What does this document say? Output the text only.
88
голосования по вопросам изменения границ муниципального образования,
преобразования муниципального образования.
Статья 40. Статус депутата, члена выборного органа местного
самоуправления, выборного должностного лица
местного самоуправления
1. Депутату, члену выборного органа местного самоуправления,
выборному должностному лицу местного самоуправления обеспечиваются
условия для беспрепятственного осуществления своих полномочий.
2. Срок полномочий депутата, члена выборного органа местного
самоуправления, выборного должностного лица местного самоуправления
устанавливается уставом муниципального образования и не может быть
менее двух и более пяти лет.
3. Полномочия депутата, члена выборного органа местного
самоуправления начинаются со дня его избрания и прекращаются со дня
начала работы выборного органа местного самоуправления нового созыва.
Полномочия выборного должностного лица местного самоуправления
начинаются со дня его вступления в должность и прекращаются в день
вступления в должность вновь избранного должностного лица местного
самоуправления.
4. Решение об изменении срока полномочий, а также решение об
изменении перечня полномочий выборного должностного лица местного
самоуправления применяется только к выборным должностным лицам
····················
■ Instructions to follow ■
Copy all lines of the material above where the string "муниципального" occurs.

■ Solution to the problem ■
голосования по вопросам изменения границ муниципального образования,
преобразования муниципального образования.
устанавливается уставом муниципального образования и не может быть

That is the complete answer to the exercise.